-- START SUPPLIED DATA --

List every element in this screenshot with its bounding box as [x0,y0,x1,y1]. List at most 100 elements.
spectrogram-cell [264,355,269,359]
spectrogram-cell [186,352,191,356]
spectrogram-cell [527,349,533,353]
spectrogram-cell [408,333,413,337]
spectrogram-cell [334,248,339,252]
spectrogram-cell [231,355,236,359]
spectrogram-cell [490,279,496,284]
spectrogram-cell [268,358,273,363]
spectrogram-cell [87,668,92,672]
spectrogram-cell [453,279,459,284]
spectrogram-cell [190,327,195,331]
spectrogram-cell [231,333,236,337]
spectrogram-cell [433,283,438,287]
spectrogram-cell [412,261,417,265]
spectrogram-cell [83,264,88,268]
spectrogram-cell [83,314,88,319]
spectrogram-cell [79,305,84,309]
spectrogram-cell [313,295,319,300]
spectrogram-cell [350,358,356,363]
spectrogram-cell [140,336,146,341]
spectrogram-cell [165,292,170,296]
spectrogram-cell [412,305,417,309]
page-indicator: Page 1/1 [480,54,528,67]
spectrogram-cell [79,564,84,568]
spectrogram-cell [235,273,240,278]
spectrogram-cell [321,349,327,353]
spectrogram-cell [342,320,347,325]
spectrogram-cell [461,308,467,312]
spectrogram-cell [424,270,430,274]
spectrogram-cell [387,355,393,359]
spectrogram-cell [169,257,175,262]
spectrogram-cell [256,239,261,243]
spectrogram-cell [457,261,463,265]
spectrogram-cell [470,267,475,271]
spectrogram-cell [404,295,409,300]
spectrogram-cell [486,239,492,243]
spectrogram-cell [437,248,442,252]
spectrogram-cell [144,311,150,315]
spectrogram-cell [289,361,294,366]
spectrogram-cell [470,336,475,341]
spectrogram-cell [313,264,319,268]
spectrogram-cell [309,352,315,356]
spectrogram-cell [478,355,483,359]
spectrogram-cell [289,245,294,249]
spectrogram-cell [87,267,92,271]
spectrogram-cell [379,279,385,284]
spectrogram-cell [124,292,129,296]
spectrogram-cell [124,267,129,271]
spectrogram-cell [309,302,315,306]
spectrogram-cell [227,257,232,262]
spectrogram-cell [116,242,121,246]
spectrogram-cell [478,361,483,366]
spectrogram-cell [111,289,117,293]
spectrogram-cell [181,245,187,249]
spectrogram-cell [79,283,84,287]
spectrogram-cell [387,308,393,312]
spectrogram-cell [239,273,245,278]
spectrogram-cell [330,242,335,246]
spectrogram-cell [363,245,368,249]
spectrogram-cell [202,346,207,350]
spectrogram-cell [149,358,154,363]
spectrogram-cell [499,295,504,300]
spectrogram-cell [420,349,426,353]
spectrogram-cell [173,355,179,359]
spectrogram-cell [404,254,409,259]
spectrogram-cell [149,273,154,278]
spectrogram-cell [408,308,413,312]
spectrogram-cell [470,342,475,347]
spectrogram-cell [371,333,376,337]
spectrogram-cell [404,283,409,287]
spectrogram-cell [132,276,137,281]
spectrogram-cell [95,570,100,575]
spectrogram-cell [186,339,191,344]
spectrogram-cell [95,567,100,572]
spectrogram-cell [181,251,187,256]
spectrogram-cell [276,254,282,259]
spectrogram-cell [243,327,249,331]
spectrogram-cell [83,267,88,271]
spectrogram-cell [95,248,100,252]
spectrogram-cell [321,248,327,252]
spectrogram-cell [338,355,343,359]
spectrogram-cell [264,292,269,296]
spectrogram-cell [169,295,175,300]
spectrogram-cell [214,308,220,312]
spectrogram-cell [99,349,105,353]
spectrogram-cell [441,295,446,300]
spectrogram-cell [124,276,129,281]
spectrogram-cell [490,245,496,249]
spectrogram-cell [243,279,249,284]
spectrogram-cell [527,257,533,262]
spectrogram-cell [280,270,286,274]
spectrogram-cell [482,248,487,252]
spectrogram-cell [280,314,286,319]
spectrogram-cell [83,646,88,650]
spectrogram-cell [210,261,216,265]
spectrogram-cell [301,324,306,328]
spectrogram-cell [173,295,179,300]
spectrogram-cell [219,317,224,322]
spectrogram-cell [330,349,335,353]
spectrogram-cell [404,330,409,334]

-- END SUPPLIED DATA --

• _DIRECTIONS_: Can you reproduce the data verbatim, from its first line up to and including the line that contains "spectrogram-cell [490,279,496,284]"?

• _EXERCISE ANSWER_:
List every element in this screenshot with its bounding box as [x0,y0,x1,y1]. List at most 100 elements.
spectrogram-cell [264,355,269,359]
spectrogram-cell [186,352,191,356]
spectrogram-cell [527,349,533,353]
spectrogram-cell [408,333,413,337]
spectrogram-cell [334,248,339,252]
spectrogram-cell [231,355,236,359]
spectrogram-cell [490,279,496,284]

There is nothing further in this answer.